### What is required
Give the number of lines in this listing that contain the word "société", and nothing else.

Stored records:
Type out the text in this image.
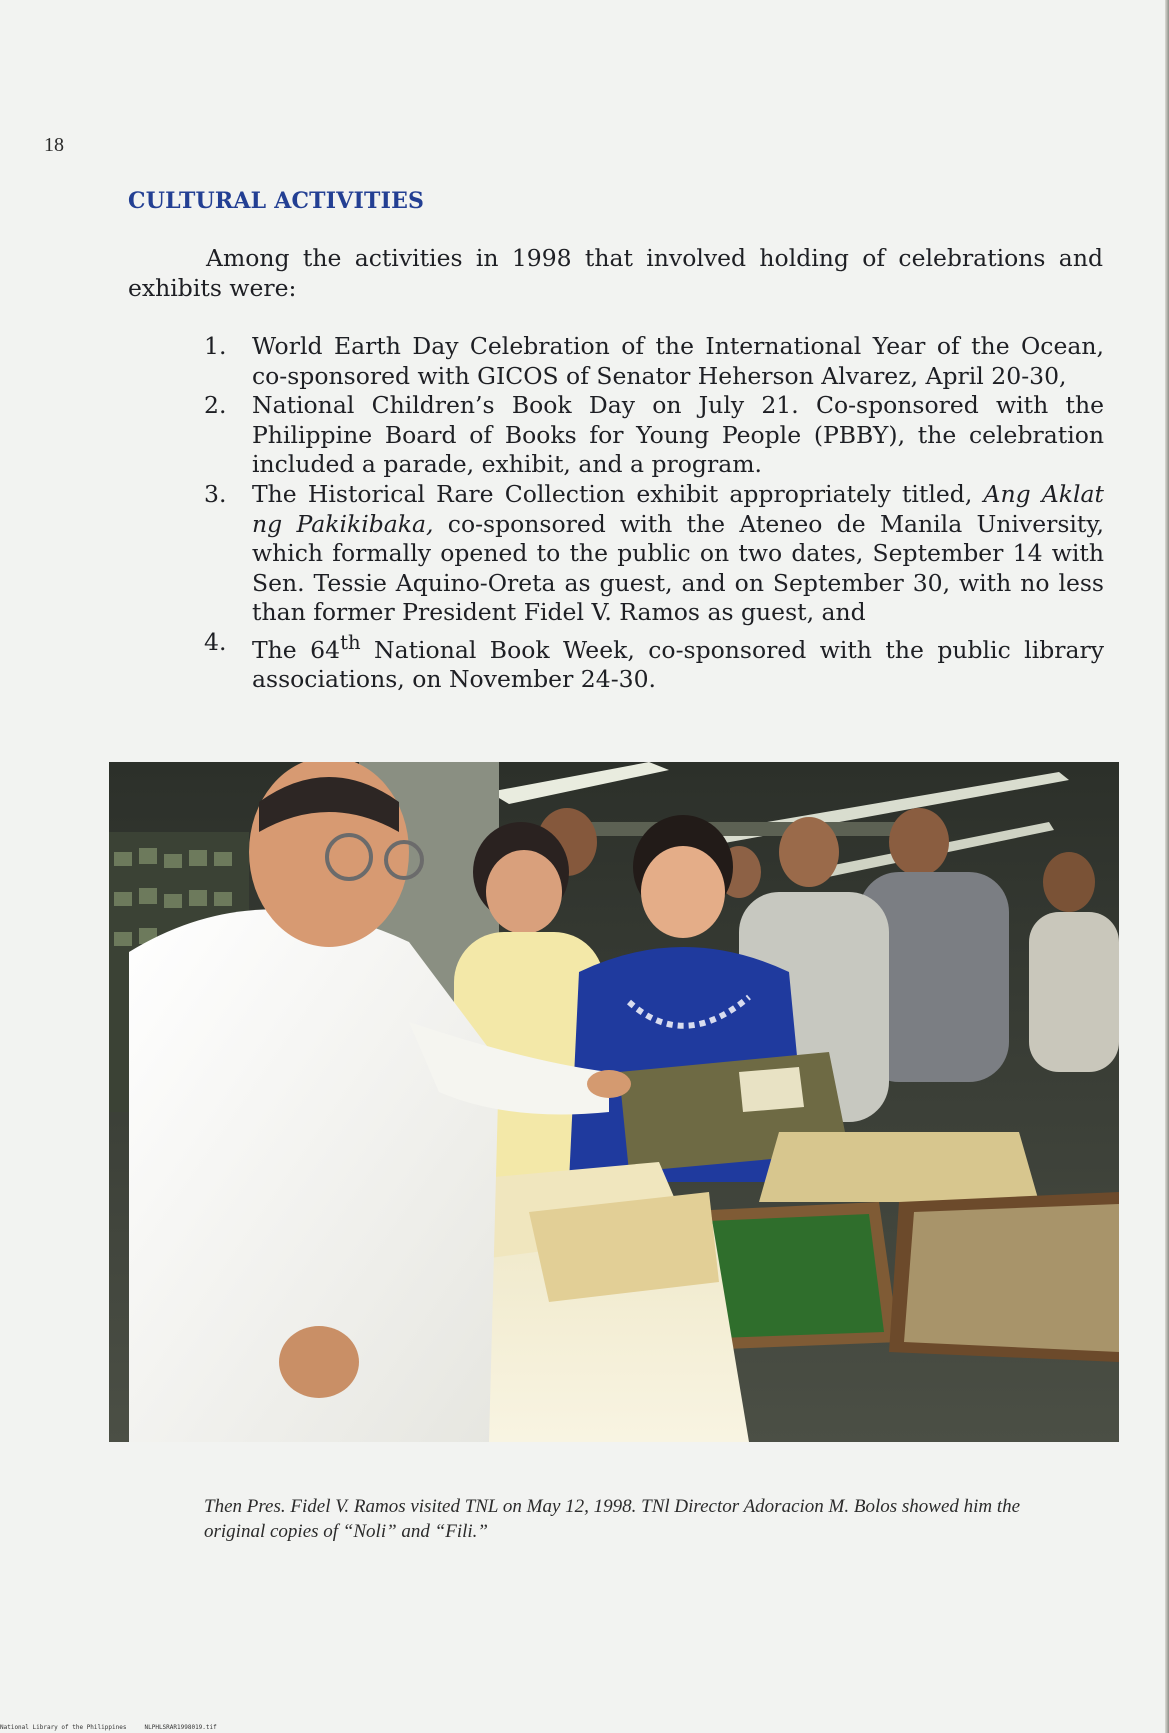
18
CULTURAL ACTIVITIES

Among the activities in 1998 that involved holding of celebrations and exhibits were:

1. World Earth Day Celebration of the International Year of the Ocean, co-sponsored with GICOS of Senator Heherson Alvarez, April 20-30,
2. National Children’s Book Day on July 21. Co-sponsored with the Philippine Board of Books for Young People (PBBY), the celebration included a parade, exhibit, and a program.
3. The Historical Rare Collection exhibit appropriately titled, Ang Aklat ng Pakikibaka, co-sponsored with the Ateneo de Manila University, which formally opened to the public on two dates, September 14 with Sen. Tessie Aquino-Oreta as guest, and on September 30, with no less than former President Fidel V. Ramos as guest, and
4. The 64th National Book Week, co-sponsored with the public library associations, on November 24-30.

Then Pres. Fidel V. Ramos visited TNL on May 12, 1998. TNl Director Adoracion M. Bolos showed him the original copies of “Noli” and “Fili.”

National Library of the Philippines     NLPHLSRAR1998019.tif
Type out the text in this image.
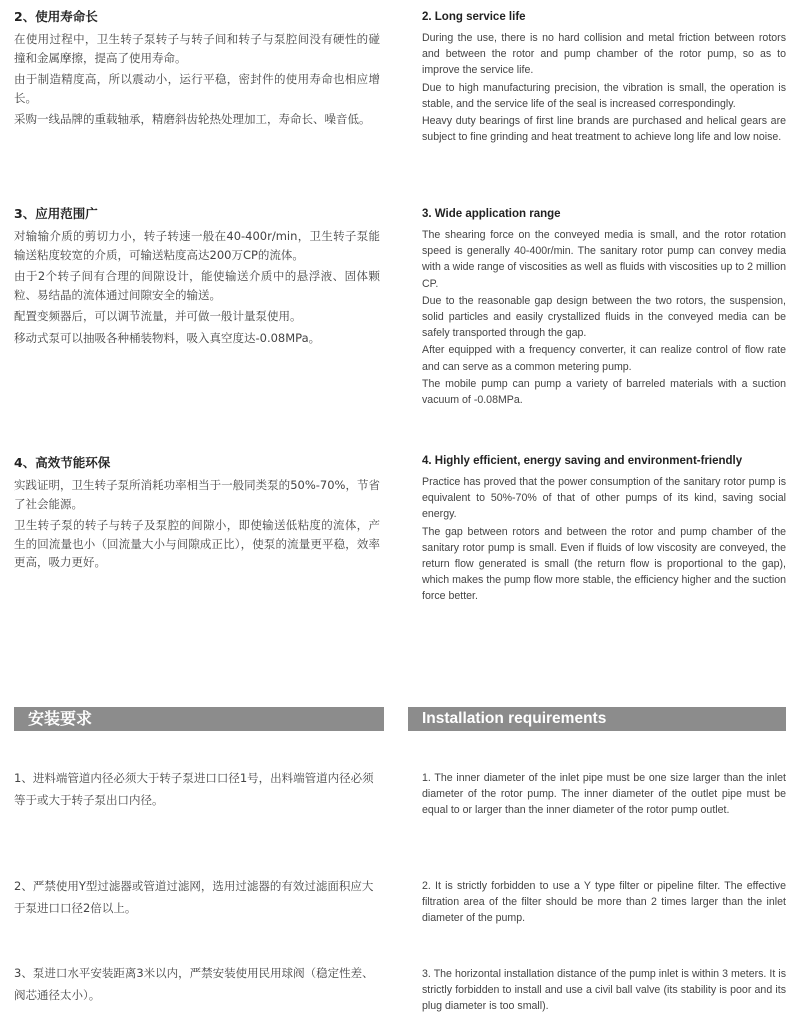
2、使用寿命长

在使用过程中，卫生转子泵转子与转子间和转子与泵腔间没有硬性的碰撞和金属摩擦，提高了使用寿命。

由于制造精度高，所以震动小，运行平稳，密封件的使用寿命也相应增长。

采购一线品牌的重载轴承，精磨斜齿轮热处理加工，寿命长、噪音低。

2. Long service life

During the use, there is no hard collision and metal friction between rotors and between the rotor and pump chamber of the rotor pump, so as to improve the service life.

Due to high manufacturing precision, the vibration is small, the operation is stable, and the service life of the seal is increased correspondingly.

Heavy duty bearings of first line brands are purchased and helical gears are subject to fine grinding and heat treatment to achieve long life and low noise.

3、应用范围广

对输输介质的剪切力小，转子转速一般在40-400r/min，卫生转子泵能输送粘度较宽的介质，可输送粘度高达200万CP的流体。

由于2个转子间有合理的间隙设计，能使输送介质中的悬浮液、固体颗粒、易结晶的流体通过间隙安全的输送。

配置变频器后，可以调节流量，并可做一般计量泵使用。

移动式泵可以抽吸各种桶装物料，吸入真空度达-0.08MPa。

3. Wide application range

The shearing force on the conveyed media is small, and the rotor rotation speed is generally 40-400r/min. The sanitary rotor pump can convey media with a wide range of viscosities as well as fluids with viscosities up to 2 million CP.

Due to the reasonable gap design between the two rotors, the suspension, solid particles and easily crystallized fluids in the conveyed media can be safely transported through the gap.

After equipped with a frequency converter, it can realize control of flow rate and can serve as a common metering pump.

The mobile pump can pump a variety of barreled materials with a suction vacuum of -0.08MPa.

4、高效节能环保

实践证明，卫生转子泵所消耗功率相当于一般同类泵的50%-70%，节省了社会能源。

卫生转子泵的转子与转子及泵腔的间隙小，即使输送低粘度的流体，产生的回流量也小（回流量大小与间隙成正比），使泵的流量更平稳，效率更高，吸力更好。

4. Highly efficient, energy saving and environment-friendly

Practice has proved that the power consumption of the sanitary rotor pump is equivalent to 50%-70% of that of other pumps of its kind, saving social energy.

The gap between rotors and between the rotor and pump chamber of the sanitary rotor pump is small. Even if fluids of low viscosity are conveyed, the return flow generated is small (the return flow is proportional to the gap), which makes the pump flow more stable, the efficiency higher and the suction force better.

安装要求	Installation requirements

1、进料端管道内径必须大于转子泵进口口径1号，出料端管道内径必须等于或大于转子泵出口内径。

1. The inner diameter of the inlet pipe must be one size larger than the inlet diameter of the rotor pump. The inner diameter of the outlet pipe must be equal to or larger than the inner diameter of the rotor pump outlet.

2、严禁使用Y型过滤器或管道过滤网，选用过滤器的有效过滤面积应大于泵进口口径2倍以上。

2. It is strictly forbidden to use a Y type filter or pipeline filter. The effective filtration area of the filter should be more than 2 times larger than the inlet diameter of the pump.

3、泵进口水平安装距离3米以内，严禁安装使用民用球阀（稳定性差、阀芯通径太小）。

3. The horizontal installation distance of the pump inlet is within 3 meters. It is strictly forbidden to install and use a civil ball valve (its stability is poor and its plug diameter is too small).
...
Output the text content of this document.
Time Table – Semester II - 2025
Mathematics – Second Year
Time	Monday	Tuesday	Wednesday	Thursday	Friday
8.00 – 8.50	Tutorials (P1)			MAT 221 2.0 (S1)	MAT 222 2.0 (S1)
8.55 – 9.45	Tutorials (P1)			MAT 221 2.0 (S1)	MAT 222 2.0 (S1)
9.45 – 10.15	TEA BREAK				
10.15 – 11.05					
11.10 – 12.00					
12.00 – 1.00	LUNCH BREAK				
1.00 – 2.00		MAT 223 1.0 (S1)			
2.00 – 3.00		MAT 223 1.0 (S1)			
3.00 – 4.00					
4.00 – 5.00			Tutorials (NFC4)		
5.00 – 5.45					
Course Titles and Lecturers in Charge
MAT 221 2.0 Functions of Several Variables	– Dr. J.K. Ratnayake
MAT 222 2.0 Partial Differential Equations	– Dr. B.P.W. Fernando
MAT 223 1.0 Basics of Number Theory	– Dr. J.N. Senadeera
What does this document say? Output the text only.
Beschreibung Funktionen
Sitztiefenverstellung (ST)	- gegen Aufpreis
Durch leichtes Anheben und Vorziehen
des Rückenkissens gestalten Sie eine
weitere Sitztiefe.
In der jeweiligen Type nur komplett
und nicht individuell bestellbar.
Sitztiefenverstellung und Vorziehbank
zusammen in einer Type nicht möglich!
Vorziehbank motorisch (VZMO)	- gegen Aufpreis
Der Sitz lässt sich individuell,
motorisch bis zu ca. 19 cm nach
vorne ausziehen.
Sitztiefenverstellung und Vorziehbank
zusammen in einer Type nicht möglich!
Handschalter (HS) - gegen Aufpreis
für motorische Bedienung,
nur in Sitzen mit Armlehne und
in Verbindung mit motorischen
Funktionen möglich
...
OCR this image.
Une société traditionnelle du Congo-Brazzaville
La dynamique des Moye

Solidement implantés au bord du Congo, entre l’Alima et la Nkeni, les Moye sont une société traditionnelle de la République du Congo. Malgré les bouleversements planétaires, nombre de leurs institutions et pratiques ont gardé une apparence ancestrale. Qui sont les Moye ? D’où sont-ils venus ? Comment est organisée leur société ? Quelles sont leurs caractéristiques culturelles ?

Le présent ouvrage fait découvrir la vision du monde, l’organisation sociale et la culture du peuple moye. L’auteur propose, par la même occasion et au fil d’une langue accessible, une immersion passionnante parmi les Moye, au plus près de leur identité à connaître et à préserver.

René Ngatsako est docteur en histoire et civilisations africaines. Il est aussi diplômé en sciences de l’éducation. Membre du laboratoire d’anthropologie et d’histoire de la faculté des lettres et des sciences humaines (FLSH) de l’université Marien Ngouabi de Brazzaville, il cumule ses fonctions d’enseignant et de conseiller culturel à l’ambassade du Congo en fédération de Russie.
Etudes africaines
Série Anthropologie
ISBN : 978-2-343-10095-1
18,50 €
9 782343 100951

### Exercise solution
2